::: DATA TO USE

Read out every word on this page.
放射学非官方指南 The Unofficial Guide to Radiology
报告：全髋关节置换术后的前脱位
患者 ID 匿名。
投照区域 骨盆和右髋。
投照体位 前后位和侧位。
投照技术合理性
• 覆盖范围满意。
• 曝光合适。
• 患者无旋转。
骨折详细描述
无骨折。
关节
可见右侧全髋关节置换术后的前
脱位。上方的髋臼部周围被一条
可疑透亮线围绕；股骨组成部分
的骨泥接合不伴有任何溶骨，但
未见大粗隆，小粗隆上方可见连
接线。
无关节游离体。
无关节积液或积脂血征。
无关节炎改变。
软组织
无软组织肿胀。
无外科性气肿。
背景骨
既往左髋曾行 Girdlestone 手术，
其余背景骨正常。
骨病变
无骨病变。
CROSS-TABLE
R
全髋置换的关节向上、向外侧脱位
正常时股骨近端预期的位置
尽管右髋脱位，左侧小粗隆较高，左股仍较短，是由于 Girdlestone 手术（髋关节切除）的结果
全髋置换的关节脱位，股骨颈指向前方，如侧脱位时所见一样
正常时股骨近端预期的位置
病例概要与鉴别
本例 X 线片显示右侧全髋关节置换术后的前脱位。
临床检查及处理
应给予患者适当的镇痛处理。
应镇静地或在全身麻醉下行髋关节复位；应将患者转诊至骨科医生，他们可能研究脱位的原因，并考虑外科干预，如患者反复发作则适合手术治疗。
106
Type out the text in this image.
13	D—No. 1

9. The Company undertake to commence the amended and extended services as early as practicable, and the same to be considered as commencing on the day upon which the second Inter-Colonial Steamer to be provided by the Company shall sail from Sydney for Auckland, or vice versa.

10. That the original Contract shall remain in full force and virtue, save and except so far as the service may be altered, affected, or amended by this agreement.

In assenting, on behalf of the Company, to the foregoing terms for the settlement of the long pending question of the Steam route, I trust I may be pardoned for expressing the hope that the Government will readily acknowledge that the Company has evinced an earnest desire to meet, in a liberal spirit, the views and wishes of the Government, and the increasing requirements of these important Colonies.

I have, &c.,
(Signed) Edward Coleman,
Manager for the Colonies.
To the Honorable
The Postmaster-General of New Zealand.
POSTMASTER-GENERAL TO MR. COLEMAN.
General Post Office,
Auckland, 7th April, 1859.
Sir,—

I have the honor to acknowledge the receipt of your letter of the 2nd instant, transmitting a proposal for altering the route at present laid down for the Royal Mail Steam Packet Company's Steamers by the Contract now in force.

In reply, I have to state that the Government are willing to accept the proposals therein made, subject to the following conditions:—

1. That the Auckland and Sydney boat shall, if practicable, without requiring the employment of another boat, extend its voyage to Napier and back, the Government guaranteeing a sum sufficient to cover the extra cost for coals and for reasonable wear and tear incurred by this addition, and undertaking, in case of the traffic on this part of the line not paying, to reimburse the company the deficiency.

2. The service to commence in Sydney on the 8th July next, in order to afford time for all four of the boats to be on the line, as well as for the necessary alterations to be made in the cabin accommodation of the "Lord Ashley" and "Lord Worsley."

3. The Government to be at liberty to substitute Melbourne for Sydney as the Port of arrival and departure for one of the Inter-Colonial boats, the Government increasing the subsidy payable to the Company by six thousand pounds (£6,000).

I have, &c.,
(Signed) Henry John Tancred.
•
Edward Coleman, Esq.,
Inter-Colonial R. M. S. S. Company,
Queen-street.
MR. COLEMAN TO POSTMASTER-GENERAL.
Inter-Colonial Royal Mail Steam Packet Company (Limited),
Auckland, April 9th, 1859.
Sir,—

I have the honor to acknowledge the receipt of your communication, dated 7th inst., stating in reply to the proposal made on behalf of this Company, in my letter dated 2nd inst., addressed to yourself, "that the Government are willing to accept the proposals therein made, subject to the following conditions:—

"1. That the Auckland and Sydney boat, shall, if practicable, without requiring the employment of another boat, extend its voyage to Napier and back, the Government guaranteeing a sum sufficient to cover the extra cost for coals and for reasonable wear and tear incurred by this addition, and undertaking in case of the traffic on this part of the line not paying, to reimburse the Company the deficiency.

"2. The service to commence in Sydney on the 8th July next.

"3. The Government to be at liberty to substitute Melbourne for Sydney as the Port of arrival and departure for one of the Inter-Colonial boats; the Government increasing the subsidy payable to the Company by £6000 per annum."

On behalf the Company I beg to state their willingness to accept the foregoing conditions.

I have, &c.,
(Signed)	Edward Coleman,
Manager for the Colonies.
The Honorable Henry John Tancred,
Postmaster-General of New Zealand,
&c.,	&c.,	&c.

::::::

TO BE DONE: Pull every line containing "John" out of the data above.

SOLUTION:
(Signed) Henry John Tancred.
The Honorable Henry John Tancred,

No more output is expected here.